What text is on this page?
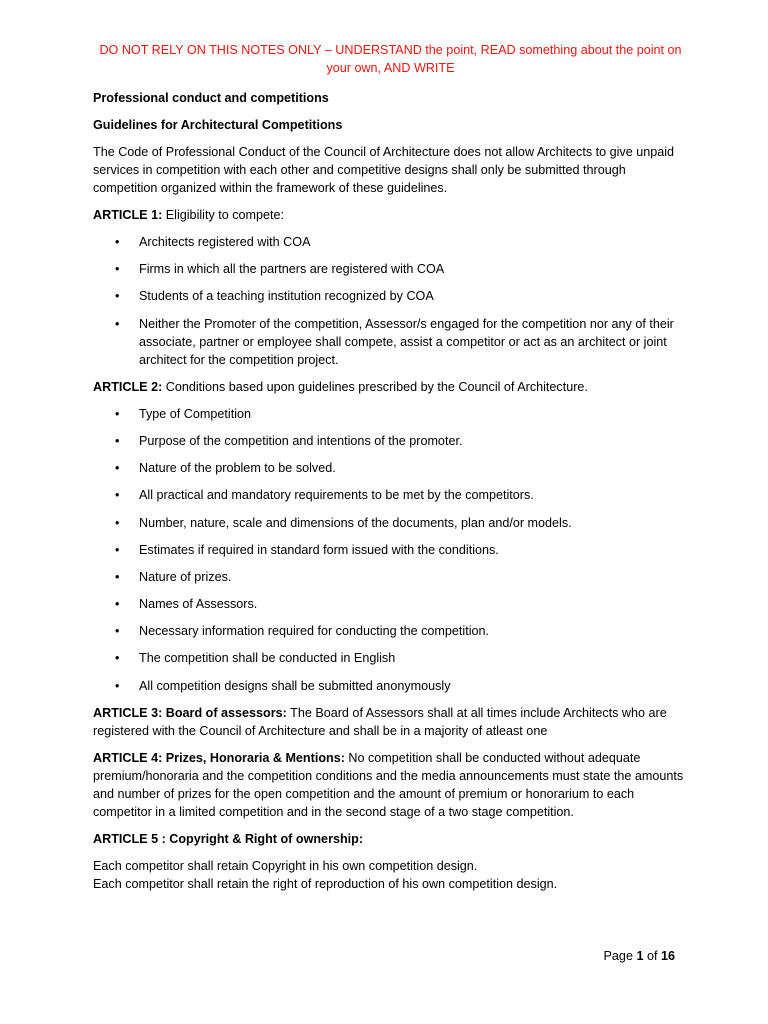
DO NOT RELY ON THIS NOTES ONLY – UNDERSTAND the point, READ something about the point on your own, AND WRITE

Professional conduct and competitions

Guidelines for Architectural Competitions

The Code of Professional Conduct of the Council of Architecture does not allow Architects to give unpaid services in competition with each other and competitive designs shall only be submitted through competition organized within the framework of these guidelines.

ARTICLE 1: Eligibility to compete:

• Architects registered with COA
• Firms in which all the partners are registered with COA
• Students of a teaching institution recognized by COA
• Neither the Promoter of the competition, Assessor/s engaged for the competition nor any of their associate, partner or employee shall compete, assist a competitor or act as an architect or joint architect for the competition project.

ARTICLE 2: Conditions based upon guidelines prescribed by the Council of Architecture.

• Type of Competition
• Purpose of the competition and intentions of the promoter.
• Nature of the problem to be solved.
• All practical and mandatory requirements to be met by the competitors.
• Number, nature, scale and dimensions of the documents, plan and/or models.
• Estimates if required in standard form issued with the conditions.
• Nature of prizes.
• Names of Assessors.
• Necessary information required for conducting the competition.
• The competition shall be conducted in English
• All competition designs shall be submitted anonymously

ARTICLE 3: Board of assessors: The Board of Assessors shall at all times include Architects who are registered with the Council of Architecture and shall be in a majority of atleast one

ARTICLE 4: Prizes, Honoraria & Mentions: No competition shall be conducted without adequate premium/honoraria and the competition conditions and the media announcements must state the amounts and number of prizes for the open competition and the amount of premium or honorarium to each competitor in a limited competition and in the second stage of a two stage competition.

ARTICLE 5 : Copyright & Right of ownership:

Each competitor shall retain Copyright in his own competition design.

Each competitor shall retain the right of reproduction of his own competition design.

Page 1 of 16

----------------

**TASK DIRECTIONS**
Repeat each line of the records above exactly, but do not copy the pictures.

**EXPECTED ANSWER**
What text is on this page?
DO NOT RELY ON THIS NOTES ONLY – UNDERSTAND the point, READ something about the point on your own, AND WRITE

Professional conduct and competitions

Guidelines for Architectural Competitions

The Code of Professional Conduct of the Council of Architecture does not allow Architects to give unpaid services in competition with each other and competitive designs shall only be submitted through competition organized within the framework of these guidelines.

ARTICLE 1: Eligibility to compete:

• Architects registered with COA
• Firms in which all the partners are registered with COA
• Students of a teaching institution recognized by COA
• Neither the Promoter of the competition, Assessor/s engaged for the competition nor any of their associate, partner or employee shall compete, assist a competitor or act as an architect or joint architect for the competition project.

ARTICLE 2: Conditions based upon guidelines prescribed by the Council of Architecture.

• Type of Competition
• Purpose of the competition and intentions of the promoter.
• Nature of the problem to be solved.
• All practical and mandatory requirements to be met by the competitors.
• Number, nature, scale and dimensions of the documents, plan and/or models.
• Estimates if required in standard form issued with the conditions.
• Nature of prizes.
• Names of Assessors.
• Necessary information required for conducting the competition.
• The competition shall be conducted in English
• All competition designs shall be submitted anonymously

ARTICLE 3: Board of assessors: The Board of Assessors shall at all times include Architects who are registered with the Council of Architecture and shall be in a majority of atleast one

ARTICLE 4: Prizes, Honoraria & Mentions: No competition shall be conducted without adequate premium/honoraria and the competition conditions and the media announcements must state the amounts and number of prizes for the open competition and the amount of premium or honorarium to each competitor in a limited competition and in the second stage of a two stage competition.

ARTICLE 5 : Copyright & Right of ownership:

Each competitor shall retain Copyright in his own competition design.

Each competitor shall retain the right of reproduction of his own competition design.

Page 1 of 16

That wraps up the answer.